Repeat every line from the line containing "Extract the structured" to the end of the data, exactly. Leave the pictures out.

#### Available data:
--*--
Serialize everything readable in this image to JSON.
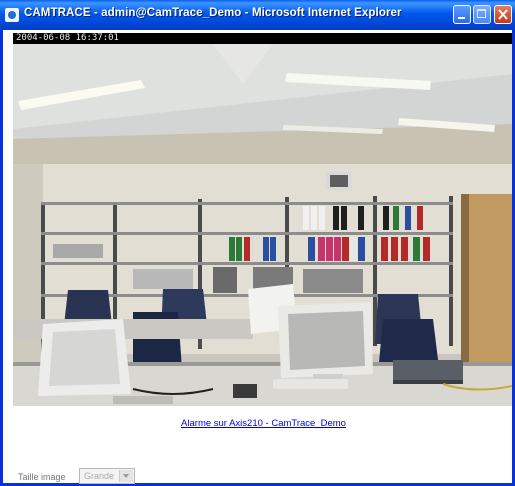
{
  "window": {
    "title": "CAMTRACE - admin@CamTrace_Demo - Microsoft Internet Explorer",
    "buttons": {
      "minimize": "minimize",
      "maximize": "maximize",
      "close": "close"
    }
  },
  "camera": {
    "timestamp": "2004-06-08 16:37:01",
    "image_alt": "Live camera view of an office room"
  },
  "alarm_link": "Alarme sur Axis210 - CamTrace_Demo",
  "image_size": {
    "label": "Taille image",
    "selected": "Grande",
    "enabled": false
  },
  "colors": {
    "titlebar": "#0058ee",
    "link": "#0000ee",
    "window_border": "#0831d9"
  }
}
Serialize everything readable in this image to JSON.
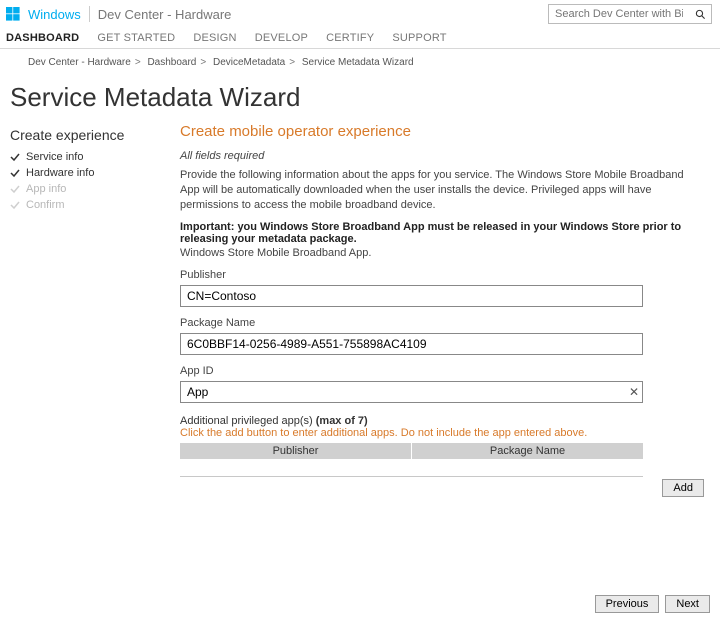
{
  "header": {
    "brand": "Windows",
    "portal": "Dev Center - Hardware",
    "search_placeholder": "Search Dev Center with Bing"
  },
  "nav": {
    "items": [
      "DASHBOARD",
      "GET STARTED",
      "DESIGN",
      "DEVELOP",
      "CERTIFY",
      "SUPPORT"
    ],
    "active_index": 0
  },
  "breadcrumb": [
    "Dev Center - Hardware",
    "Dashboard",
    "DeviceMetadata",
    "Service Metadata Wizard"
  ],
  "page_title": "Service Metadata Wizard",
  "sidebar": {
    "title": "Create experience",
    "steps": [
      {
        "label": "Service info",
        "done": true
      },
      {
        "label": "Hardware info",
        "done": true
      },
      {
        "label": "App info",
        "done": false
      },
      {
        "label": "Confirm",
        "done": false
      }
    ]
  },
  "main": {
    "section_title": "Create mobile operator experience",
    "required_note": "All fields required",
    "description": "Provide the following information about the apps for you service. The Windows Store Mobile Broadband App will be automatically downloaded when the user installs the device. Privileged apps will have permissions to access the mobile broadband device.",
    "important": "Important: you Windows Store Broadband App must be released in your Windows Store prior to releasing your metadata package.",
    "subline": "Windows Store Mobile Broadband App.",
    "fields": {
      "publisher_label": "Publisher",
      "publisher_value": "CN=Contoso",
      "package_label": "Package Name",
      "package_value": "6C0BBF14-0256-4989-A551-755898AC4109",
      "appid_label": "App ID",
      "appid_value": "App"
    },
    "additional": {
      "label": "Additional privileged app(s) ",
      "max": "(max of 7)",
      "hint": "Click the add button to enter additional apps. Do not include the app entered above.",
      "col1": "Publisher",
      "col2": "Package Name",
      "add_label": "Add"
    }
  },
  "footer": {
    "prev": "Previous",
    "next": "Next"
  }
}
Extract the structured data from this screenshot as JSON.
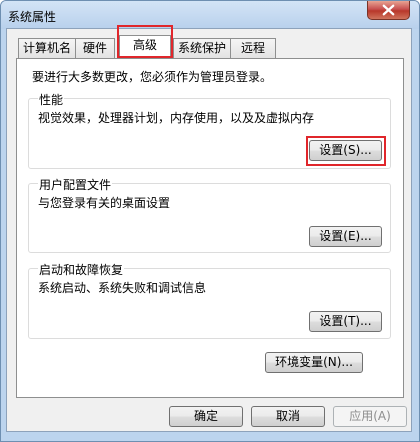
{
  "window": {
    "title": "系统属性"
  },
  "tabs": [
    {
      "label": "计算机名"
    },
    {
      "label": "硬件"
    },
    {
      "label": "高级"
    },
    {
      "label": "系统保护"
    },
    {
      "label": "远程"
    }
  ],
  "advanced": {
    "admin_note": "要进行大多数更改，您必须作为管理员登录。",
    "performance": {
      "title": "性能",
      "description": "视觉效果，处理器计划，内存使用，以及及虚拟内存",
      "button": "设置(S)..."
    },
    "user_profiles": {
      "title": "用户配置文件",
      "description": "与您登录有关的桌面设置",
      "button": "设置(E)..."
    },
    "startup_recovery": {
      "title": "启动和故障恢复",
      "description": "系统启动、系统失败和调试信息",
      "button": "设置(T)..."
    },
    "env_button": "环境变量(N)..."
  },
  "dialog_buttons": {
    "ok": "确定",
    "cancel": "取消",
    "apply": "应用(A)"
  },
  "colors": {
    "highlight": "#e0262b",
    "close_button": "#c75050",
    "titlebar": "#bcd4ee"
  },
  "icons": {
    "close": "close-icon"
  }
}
--*--
#### Task output:
Extract the structured data from this screenshot as JSON.
{
  "window": {
    "title": "系统属性"
  },
  "tabs": [
    {
      "label": "计算机名"
    },
    {
      "label": "硬件"
    },
    {
      "label": "高级"
    },
    {
      "label": "系统保护"
    },
    {
      "label": "远程"
    }
  ],
  "advanced": {
    "admin_note": "要进行大多数更改，您必须作为管理员登录。",
    "performance": {
      "title": "性能",
      "description": "视觉效果，处理器计划，内存使用，以及及虚拟内存",
      "button": "设置(S)..."
    },
    "user_profiles": {
      "title": "用户配置文件",
      "description": "与您登录有关的桌面设置",
      "button": "设置(E)..."
    },
    "startup_recovery": {
      "title": "启动和故障恢复",
      "description": "系统启动、系统失败和调试信息",
      "button": "设置(T)..."
    },
    "env_button": "环境变量(N)..."
  },
  "dialog_buttons": {
    "ok": "确定",
    "cancel": "取消",
    "apply": "应用(A)"
  },
  "colors": {
    "highlight": "#e0262b",
    "close_button": "#c75050",
    "titlebar": "#bcd4ee"
  },
  "icons": {
    "close": "close-icon"
  }
}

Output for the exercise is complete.